Collected data entries

[Start of Attachment]

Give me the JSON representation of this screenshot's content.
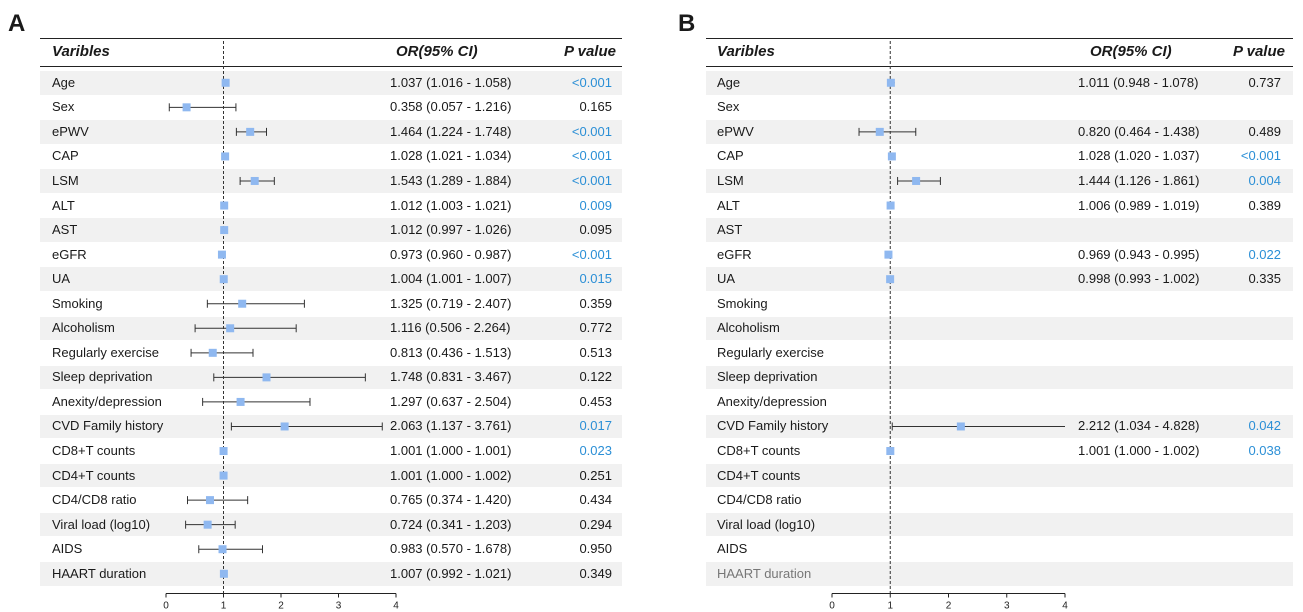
{
  "colors": {
    "marker": "#8fb8f0",
    "significant": "#2b8fd6",
    "whisker": "#333333",
    "stripe": "#f1f1f1"
  },
  "chart_data": [
    {
      "type": "forest",
      "panel_label": "A",
      "headers": {
        "variable": "Varibles",
        "or": "OR(95% CI)",
        "p": "P value"
      },
      "xlim": [
        0,
        4
      ],
      "reference_line": 1,
      "xticks": [
        "0",
        "1",
        "2",
        "3",
        "4"
      ],
      "rows": [
        {
          "label": "Age",
          "or": 1.037,
          "lo": 1.016,
          "hi": 1.058,
          "or_text": "1.037 (1.016 - 1.058)",
          "p": "<0.001",
          "sig": true
        },
        {
          "label": "Sex",
          "or": 0.358,
          "lo": 0.057,
          "hi": 1.216,
          "or_text": "0.358 (0.057 - 1.216)",
          "p": "0.165",
          "sig": false
        },
        {
          "label": "ePWV",
          "or": 1.464,
          "lo": 1.224,
          "hi": 1.748,
          "or_text": "1.464 (1.224 - 1.748)",
          "p": "<0.001",
          "sig": true
        },
        {
          "label": "CAP",
          "or": 1.028,
          "lo": 1.021,
          "hi": 1.034,
          "or_text": "1.028 (1.021 - 1.034)",
          "p": "<0.001",
          "sig": true
        },
        {
          "label": "LSM",
          "or": 1.543,
          "lo": 1.289,
          "hi": 1.884,
          "or_text": "1.543 (1.289  - 1.884)",
          "p": "<0.001",
          "sig": true
        },
        {
          "label": "ALT",
          "or": 1.012,
          "lo": 1.003,
          "hi": 1.021,
          "or_text": "1.012 (1.003  - 1.021)",
          "p": "0.009",
          "sig": true
        },
        {
          "label": "AST",
          "or": 1.012,
          "lo": 0.997,
          "hi": 1.026,
          "or_text": "1.012 (0.997 - 1.026)",
          "p": "0.095",
          "sig": false
        },
        {
          "label": "eGFR",
          "or": 0.973,
          "lo": 0.96,
          "hi": 0.987,
          "or_text": "0.973 (0.960 - 0.987)",
          "p": "<0.001",
          "sig": true
        },
        {
          "label": "UA",
          "or": 1.004,
          "lo": 1.001,
          "hi": 1.007,
          "or_text": "1.004 (1.001 - 1.007)",
          "p": "0.015",
          "sig": true
        },
        {
          "label": "Smoking",
          "or": 1.325,
          "lo": 0.719,
          "hi": 2.407,
          "or_text": "1.325 (0.719 - 2.407)",
          "p": "0.359",
          "sig": false
        },
        {
          "label": "Alcoholism",
          "or": 1.116,
          "lo": 0.506,
          "hi": 2.264,
          "or_text": "1.116 (0.506 -  2.264)",
          "p": "0.772",
          "sig": false
        },
        {
          "label": "Regularly exercise",
          "or": 0.813,
          "lo": 0.436,
          "hi": 1.513,
          "or_text": "0.813 (0.436 - 1.513)",
          "p": "0.513",
          "sig": false
        },
        {
          "label": "Sleep deprivation",
          "or": 1.748,
          "lo": 0.831,
          "hi": 3.467,
          "or_text": "1.748 (0.831 - 3.467)",
          "p": "0.122",
          "sig": false
        },
        {
          "label": "Anexity/depression",
          "or": 1.297,
          "lo": 0.637,
          "hi": 2.504,
          "or_text": "1.297 (0.637 - 2.504)",
          "p": "0.453",
          "sig": false
        },
        {
          "label": "CVD Family history",
          "or": 2.063,
          "lo": 1.137,
          "hi": 3.761,
          "or_text": "2.063 (1.137 - 3.761)",
          "p": "0.017",
          "sig": true
        },
        {
          "label": "CD8+T counts",
          "or": 1.001,
          "lo": 1.0,
          "hi": 1.001,
          "or_text": "1.001 (1.000 - 1.001)",
          "p": "0.023",
          "sig": true
        },
        {
          "label": "CD4+T counts",
          "or": 1.001,
          "lo": 1.0,
          "hi": 1.002,
          "or_text": "1.001 (1.000 - 1.002)",
          "p": "0.251",
          "sig": false
        },
        {
          "label": "CD4/CD8 ratio",
          "or": 0.765,
          "lo": 0.374,
          "hi": 1.42,
          "or_text": "0.765 (0.374 - 1.420)",
          "p": "0.434",
          "sig": false
        },
        {
          "label": "Viral load (log10)",
          "or": 0.724,
          "lo": 0.341,
          "hi": 1.203,
          "or_text": "0.724 (0.341 - 1.203)",
          "p": "0.294",
          "sig": false
        },
        {
          "label": "AIDS",
          "or": 0.983,
          "lo": 0.57,
          "hi": 1.678,
          "or_text": "0.983 (0.570 - 1.678)",
          "p": "0.950",
          "sig": false
        },
        {
          "label": "HAART duration",
          "or": 1.007,
          "lo": 0.992,
          "hi": 1.021,
          "or_text": "1.007 (0.992 - 1.021)",
          "p": "0.349",
          "sig": false
        }
      ]
    },
    {
      "type": "forest",
      "panel_label": "B",
      "headers": {
        "variable": "Varibles",
        "or": "OR(95% CI)",
        "p": "P value"
      },
      "xlim": [
        0,
        4
      ],
      "reference_line": 1,
      "xticks": [
        "0",
        "1",
        "2",
        "3",
        "4"
      ],
      "rows": [
        {
          "label": "Age",
          "or": 1.011,
          "lo": 0.948,
          "hi": 1.078,
          "or_text": "1.011 (0.948 - 1.078)",
          "p": "0.737",
          "sig": false
        },
        {
          "label": "Sex"
        },
        {
          "label": "ePWV",
          "or": 0.82,
          "lo": 0.464,
          "hi": 1.438,
          "or_text": "0.820 (0.464 - 1.438)",
          "p": "0.489",
          "sig": false
        },
        {
          "label": "CAP",
          "or": 1.028,
          "lo": 1.02,
          "hi": 1.037,
          "or_text": "1.028 (1.020 - 1.037)",
          "p": "<0.001",
          "sig": true
        },
        {
          "label": "LSM",
          "or": 1.444,
          "lo": 1.126,
          "hi": 1.861,
          "or_text": "1.444 (1.126 - 1.861)",
          "p": "0.004",
          "sig": true
        },
        {
          "label": "ALT",
          "or": 1.006,
          "lo": 0.989,
          "hi": 1.019,
          "or_text": "1.006 (0.989 - 1.019)",
          "p": "0.389",
          "sig": false
        },
        {
          "label": "AST"
        },
        {
          "label": "eGFR",
          "or": 0.969,
          "lo": 0.943,
          "hi": 0.995,
          "or_text": "0.969 (0.943 - 0.995)",
          "p": "0.022",
          "sig": true
        },
        {
          "label": "UA",
          "or": 0.998,
          "lo": 0.993,
          "hi": 1.002,
          "or_text": "0.998 (0.993 - 1.002)",
          "p": "0.335",
          "sig": false
        },
        {
          "label": "Smoking"
        },
        {
          "label": "Alcoholism"
        },
        {
          "label": "Regularly exercise"
        },
        {
          "label": "Sleep deprivation"
        },
        {
          "label": "Anexity/depression"
        },
        {
          "label": "CVD Family history",
          "or": 2.212,
          "lo": 1.034,
          "hi": 4.828,
          "or_text": "2.212 (1.034 - 4.828)",
          "p": "0.042",
          "sig": true
        },
        {
          "label": "CD8+T counts",
          "or": 1.001,
          "lo": 1.0,
          "hi": 1.002,
          "or_text": "1.001 (1.000 - 1.002)",
          "p": "0.038",
          "sig": true
        },
        {
          "label": "CD4+T counts"
        },
        {
          "label": "CD4/CD8 ratio"
        },
        {
          "label": "Viral load (log10)"
        },
        {
          "label": "AIDS"
        },
        {
          "label": "HAART duration",
          "muted": true
        }
      ]
    }
  ]
}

[End of Attachment]

Prompt — If pictures are present, they are dropped, and the entries above are written out word for word.

Output for this exercise —
Give me the JSON representation of this screenshot's content.
{
  "colors": {
    "marker": "#8fb8f0",
    "significant": "#2b8fd6",
    "whisker": "#333333",
    "stripe": "#f1f1f1"
  },
  "chart_data": [
    {
      "type": "forest",
      "panel_label": "A",
      "headers": {
        "variable": "Varibles",
        "or": "OR(95% CI)",
        "p": "P value"
      },
      "xlim": [
        0,
        4
      ],
      "reference_line": 1,
      "xticks": [
        "0",
        "1",
        "2",
        "3",
        "4"
      ],
      "rows": [
        {
          "label": "Age",
          "or": 1.037,
          "lo": 1.016,
          "hi": 1.058,
          "or_text": "1.037 (1.016 - 1.058)",
          "p": "<0.001",
          "sig": true
        },
        {
          "label": "Sex",
          "or": 0.358,
          "lo": 0.057,
          "hi": 1.216,
          "or_text": "0.358 (0.057 - 1.216)",
          "p": "0.165",
          "sig": false
        },
        {
          "label": "ePWV",
          "or": 1.464,
          "lo": 1.224,
          "hi": 1.748,
          "or_text": "1.464 (1.224 - 1.748)",
          "p": "<0.001",
          "sig": true
        },
        {
          "label": "CAP",
          "or": 1.028,
          "lo": 1.021,
          "hi": 1.034,
          "or_text": "1.028 (1.021 - 1.034)",
          "p": "<0.001",
          "sig": true
        },
        {
          "label": "LSM",
          "or": 1.543,
          "lo": 1.289,
          "hi": 1.884,
          "or_text": "1.543 (1.289  - 1.884)",
          "p": "<0.001",
          "sig": true
        },
        {
          "label": "ALT",
          "or": 1.012,
          "lo": 1.003,
          "hi": 1.021,
          "or_text": "1.012 (1.003  - 1.021)",
          "p": "0.009",
          "sig": true
        },
        {
          "label": "AST",
          "or": 1.012,
          "lo": 0.997,
          "hi": 1.026,
          "or_text": "1.012 (0.997 - 1.026)",
          "p": "0.095",
          "sig": false
        },
        {
          "label": "eGFR",
          "or": 0.973,
          "lo": 0.96,
          "hi": 0.987,
          "or_text": "0.973 (0.960 - 0.987)",
          "p": "<0.001",
          "sig": true
        },
        {
          "label": "UA",
          "or": 1.004,
          "lo": 1.001,
          "hi": 1.007,
          "or_text": "1.004 (1.001 - 1.007)",
          "p": "0.015",
          "sig": true
        },
        {
          "label": "Smoking",
          "or": 1.325,
          "lo": 0.719,
          "hi": 2.407,
          "or_text": "1.325 (0.719 - 2.407)",
          "p": "0.359",
          "sig": false
        },
        {
          "label": "Alcoholism",
          "or": 1.116,
          "lo": 0.506,
          "hi": 2.264,
          "or_text": "1.116 (0.506 -  2.264)",
          "p": "0.772",
          "sig": false
        },
        {
          "label": "Regularly exercise",
          "or": 0.813,
          "lo": 0.436,
          "hi": 1.513,
          "or_text": "0.813 (0.436 - 1.513)",
          "p": "0.513",
          "sig": false
        },
        {
          "label": "Sleep deprivation",
          "or": 1.748,
          "lo": 0.831,
          "hi": 3.467,
          "or_text": "1.748 (0.831 - 3.467)",
          "p": "0.122",
          "sig": false
        },
        {
          "label": "Anexity/depression",
          "or": 1.297,
          "lo": 0.637,
          "hi": 2.504,
          "or_text": "1.297 (0.637 - 2.504)",
          "p": "0.453",
          "sig": false
        },
        {
          "label": "CVD Family history",
          "or": 2.063,
          "lo": 1.137,
          "hi": 3.761,
          "or_text": "2.063 (1.137 - 3.761)",
          "p": "0.017",
          "sig": true
        },
        {
          "label": "CD8+T counts",
          "or": 1.001,
          "lo": 1.0,
          "hi": 1.001,
          "or_text": "1.001 (1.000 - 1.001)",
          "p": "0.023",
          "sig": true
        },
        {
          "label": "CD4+T counts",
          "or": 1.001,
          "lo": 1.0,
          "hi": 1.002,
          "or_text": "1.001 (1.000 - 1.002)",
          "p": "0.251",
          "sig": false
        },
        {
          "label": "CD4/CD8 ratio",
          "or": 0.765,
          "lo": 0.374,
          "hi": 1.42,
          "or_text": "0.765 (0.374 - 1.420)",
          "p": "0.434",
          "sig": false
        },
        {
          "label": "Viral load (log10)",
          "or": 0.724,
          "lo": 0.341,
          "hi": 1.203,
          "or_text": "0.724 (0.341 - 1.203)",
          "p": "0.294",
          "sig": false
        },
        {
          "label": "AIDS",
          "or": 0.983,
          "lo": 0.57,
          "hi": 1.678,
          "or_text": "0.983 (0.570 - 1.678)",
          "p": "0.950",
          "sig": false
        },
        {
          "label": "HAART duration",
          "or": 1.007,
          "lo": 0.992,
          "hi": 1.021,
          "or_text": "1.007 (0.992 - 1.021)",
          "p": "0.349",
          "sig": false
        }
      ]
    },
    {
      "type": "forest",
      "panel_label": "B",
      "headers": {
        "variable": "Varibles",
        "or": "OR(95% CI)",
        "p": "P value"
      },
      "xlim": [
        0,
        4
      ],
      "reference_line": 1,
      "xticks": [
        "0",
        "1",
        "2",
        "3",
        "4"
      ],
      "rows": [
        {
          "label": "Age",
          "or": 1.011,
          "lo": 0.948,
          "hi": 1.078,
          "or_text": "1.011 (0.948 - 1.078)",
          "p": "0.737",
          "sig": false
        },
        {
          "label": "Sex"
        },
        {
          "label": "ePWV",
          "or": 0.82,
          "lo": 0.464,
          "hi": 1.438,
          "or_text": "0.820 (0.464 - 1.438)",
          "p": "0.489",
          "sig": false
        },
        {
          "label": "CAP",
          "or": 1.028,
          "lo": 1.02,
          "hi": 1.037,
          "or_text": "1.028 (1.020 - 1.037)",
          "p": "<0.001",
          "sig": true
        },
        {
          "label": "LSM",
          "or": 1.444,
          "lo": 1.126,
          "hi": 1.861,
          "or_text": "1.444 (1.126 - 1.861)",
          "p": "0.004",
          "sig": true
        },
        {
          "label": "ALT",
          "or": 1.006,
          "lo": 0.989,
          "hi": 1.019,
          "or_text": "1.006 (0.989 - 1.019)",
          "p": "0.389",
          "sig": false
        },
        {
          "label": "AST"
        },
        {
          "label": "eGFR",
          "or": 0.969,
          "lo": 0.943,
          "hi": 0.995,
          "or_text": "0.969 (0.943 - 0.995)",
          "p": "0.022",
          "sig": true
        },
        {
          "label": "UA",
          "or": 0.998,
          "lo": 0.993,
          "hi": 1.002,
          "or_text": "0.998 (0.993 - 1.002)",
          "p": "0.335",
          "sig": false
        },
        {
          "label": "Smoking"
        },
        {
          "label": "Alcoholism"
        },
        {
          "label": "Regularly exercise"
        },
        {
          "label": "Sleep deprivation"
        },
        {
          "label": "Anexity/depression"
        },
        {
          "label": "CVD Family history",
          "or": 2.212,
          "lo": 1.034,
          "hi": 4.828,
          "or_text": "2.212 (1.034 - 4.828)",
          "p": "0.042",
          "sig": true
        },
        {
          "label": "CD8+T counts",
          "or": 1.001,
          "lo": 1.0,
          "hi": 1.002,
          "or_text": "1.001 (1.000 - 1.002)",
          "p": "0.038",
          "sig": true
        },
        {
          "label": "CD4+T counts"
        },
        {
          "label": "CD4/CD8 ratio"
        },
        {
          "label": "Viral load (log10)"
        },
        {
          "label": "AIDS"
        },
        {
          "label": "HAART duration",
          "muted": true
        }
      ]
    }
  ]
}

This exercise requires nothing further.